--- Given data ---

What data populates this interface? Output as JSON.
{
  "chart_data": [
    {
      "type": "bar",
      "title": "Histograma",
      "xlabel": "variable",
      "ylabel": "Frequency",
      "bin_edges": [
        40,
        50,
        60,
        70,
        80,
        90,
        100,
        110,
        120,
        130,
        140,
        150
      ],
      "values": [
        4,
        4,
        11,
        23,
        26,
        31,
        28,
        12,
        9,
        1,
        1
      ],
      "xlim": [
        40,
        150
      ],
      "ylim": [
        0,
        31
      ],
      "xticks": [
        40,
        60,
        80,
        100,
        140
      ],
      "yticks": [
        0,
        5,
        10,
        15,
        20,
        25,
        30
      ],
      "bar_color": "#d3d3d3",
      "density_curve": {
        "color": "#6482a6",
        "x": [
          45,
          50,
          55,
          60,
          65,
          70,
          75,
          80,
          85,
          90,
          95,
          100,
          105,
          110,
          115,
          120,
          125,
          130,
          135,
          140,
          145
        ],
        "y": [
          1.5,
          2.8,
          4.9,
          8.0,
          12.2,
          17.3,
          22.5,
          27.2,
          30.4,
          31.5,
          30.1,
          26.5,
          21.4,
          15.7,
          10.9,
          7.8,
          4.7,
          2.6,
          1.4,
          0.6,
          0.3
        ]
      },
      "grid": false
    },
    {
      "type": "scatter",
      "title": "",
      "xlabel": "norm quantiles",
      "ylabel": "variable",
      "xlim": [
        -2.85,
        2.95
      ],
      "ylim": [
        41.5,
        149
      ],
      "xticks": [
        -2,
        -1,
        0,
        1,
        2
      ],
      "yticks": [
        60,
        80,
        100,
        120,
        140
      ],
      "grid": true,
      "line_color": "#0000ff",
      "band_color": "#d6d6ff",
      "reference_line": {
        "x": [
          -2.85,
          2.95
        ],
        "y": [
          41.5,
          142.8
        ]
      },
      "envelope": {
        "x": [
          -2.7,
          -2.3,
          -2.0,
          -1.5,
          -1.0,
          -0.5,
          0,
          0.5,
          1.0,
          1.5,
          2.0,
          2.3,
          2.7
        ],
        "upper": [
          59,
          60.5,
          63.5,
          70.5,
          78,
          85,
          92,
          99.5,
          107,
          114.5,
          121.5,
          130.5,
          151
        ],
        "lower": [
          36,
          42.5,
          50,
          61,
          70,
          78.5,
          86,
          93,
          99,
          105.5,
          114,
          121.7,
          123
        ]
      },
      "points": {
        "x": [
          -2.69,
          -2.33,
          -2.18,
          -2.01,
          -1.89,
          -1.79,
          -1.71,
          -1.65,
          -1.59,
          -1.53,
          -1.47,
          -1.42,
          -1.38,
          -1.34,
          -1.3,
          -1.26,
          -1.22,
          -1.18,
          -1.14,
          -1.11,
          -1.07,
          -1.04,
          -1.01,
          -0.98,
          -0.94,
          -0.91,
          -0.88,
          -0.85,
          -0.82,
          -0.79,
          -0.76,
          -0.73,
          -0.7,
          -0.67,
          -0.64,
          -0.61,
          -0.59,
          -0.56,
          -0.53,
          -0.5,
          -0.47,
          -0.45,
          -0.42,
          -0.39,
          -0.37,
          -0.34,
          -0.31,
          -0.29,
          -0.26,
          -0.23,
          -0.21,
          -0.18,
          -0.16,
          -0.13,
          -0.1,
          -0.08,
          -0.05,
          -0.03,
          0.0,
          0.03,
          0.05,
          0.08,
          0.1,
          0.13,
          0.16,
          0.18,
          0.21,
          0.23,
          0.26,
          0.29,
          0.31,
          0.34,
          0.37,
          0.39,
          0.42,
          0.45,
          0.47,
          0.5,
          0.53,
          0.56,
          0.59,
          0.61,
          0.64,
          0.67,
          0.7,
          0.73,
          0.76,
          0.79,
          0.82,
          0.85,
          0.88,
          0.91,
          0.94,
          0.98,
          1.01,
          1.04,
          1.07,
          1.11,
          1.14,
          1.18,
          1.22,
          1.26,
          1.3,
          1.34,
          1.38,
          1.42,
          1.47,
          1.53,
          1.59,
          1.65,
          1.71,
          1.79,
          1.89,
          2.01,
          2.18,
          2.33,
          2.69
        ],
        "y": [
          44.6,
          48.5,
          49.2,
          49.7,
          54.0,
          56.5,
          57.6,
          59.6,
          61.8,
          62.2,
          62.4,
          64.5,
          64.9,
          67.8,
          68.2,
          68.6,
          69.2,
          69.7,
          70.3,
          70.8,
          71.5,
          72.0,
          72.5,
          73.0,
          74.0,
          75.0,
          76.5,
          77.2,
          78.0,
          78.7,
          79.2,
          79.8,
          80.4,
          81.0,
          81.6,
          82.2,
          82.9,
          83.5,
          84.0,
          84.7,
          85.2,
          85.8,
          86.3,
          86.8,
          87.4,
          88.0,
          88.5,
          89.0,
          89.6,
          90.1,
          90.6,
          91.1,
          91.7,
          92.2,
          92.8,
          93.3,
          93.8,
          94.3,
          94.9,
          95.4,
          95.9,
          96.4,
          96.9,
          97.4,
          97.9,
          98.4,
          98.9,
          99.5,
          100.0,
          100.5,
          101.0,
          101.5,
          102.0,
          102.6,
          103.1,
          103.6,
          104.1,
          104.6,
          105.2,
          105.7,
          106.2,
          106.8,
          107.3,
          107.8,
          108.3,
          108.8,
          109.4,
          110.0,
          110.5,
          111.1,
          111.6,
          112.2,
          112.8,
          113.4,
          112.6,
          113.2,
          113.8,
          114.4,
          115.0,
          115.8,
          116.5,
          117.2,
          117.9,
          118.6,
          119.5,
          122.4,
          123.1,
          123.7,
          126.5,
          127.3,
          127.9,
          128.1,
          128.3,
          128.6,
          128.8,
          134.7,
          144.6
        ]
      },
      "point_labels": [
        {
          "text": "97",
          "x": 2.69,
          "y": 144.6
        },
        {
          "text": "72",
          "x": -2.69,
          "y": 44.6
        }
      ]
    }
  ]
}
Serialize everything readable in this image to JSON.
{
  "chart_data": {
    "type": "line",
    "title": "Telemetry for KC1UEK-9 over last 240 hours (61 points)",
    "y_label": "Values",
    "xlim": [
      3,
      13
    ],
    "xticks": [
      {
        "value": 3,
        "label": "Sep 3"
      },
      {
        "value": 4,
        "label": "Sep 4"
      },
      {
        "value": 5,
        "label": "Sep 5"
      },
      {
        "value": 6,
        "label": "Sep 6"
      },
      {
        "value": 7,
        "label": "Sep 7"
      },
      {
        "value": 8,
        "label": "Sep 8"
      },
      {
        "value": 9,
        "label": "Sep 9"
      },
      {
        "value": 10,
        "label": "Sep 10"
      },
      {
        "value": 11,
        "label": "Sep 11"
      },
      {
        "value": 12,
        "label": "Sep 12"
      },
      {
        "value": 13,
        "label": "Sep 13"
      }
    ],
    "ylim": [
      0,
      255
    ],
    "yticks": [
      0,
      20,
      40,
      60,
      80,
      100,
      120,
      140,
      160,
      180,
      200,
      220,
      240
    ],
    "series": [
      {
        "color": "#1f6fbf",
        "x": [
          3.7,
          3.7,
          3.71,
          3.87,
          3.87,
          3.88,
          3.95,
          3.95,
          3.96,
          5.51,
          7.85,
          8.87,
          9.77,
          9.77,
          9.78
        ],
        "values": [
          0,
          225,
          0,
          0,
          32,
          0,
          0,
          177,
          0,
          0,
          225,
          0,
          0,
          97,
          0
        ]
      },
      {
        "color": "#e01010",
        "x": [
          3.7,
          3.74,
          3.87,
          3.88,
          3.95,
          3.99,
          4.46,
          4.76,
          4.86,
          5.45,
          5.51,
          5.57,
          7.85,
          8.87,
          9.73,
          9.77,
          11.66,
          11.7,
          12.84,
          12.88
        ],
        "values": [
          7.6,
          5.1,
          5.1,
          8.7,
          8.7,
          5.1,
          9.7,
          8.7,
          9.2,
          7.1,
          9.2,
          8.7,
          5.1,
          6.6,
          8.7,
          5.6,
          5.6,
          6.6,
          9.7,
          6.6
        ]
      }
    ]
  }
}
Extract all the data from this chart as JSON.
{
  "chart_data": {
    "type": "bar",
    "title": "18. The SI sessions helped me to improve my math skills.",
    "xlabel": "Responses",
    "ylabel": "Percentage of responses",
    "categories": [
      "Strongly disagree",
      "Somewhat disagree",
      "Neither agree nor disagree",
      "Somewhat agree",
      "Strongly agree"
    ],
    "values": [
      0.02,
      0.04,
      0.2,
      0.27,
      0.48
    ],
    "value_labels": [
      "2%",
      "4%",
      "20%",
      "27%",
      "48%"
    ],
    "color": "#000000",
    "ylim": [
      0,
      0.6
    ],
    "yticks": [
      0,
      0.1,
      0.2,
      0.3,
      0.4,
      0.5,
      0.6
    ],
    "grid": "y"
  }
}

---

◆ Requirements:
Extract, from the material above, each line holding the word "disagree".

◆ Full solution:
      "Strongly disagree",
      "Somewhat disagree",
      "Neither agree nor disagree",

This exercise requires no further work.